• **REQUIRED TASK**: Copy out the lines that include the word "phone".

• **MATERIAL SHOWN**:
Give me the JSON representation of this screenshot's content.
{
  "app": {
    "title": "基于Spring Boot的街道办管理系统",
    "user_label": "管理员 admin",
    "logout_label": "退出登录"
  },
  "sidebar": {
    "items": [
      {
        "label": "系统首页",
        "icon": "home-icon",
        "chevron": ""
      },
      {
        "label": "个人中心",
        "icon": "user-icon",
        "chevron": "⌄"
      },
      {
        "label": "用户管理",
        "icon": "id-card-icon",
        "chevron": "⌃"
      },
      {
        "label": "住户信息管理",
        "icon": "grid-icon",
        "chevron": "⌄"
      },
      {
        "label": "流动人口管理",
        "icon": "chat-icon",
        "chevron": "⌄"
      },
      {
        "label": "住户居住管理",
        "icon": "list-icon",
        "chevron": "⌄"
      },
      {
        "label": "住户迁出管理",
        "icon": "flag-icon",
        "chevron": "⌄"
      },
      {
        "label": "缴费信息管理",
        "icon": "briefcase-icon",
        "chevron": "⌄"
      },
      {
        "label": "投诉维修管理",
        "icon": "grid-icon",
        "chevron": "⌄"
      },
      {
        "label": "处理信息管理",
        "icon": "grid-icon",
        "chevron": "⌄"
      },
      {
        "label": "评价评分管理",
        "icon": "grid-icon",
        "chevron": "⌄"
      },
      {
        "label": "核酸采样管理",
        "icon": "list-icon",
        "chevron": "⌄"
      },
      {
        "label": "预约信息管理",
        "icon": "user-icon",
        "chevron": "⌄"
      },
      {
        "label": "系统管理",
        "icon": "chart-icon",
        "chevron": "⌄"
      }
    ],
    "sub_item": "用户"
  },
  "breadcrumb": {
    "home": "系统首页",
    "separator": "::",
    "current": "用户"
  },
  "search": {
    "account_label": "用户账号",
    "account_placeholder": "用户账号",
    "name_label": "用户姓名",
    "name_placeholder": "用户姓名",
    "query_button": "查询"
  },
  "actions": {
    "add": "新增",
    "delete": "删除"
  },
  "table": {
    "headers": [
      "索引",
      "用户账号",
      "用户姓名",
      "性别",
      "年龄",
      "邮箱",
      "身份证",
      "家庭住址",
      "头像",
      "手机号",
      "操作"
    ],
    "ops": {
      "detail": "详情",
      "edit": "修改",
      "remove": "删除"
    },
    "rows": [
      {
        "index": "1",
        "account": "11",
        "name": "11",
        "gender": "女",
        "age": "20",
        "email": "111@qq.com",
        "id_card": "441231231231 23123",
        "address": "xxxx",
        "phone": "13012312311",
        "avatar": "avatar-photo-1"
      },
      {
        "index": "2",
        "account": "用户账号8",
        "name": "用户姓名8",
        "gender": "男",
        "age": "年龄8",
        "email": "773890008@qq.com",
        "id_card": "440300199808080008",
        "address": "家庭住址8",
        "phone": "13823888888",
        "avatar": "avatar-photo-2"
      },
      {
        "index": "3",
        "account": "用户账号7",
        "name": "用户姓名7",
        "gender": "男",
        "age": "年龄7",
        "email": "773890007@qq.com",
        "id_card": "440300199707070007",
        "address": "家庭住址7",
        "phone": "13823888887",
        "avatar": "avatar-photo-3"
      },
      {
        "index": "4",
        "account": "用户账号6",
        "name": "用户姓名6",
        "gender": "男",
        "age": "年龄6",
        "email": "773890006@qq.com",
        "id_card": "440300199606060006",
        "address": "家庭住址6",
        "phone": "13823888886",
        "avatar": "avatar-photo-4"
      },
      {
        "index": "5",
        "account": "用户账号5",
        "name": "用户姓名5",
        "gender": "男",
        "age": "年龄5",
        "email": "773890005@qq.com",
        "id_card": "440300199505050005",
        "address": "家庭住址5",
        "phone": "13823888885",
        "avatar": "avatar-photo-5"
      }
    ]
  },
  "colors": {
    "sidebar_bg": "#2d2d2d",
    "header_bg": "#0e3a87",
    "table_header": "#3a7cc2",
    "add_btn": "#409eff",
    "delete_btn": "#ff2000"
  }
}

• **EXERCISE SOLUTION**:
        "phone": "13012312311",
        "phone": "13823888888",
        "phone": "13823888887",
        "phone": "13823888886",
        "phone": "13823888885",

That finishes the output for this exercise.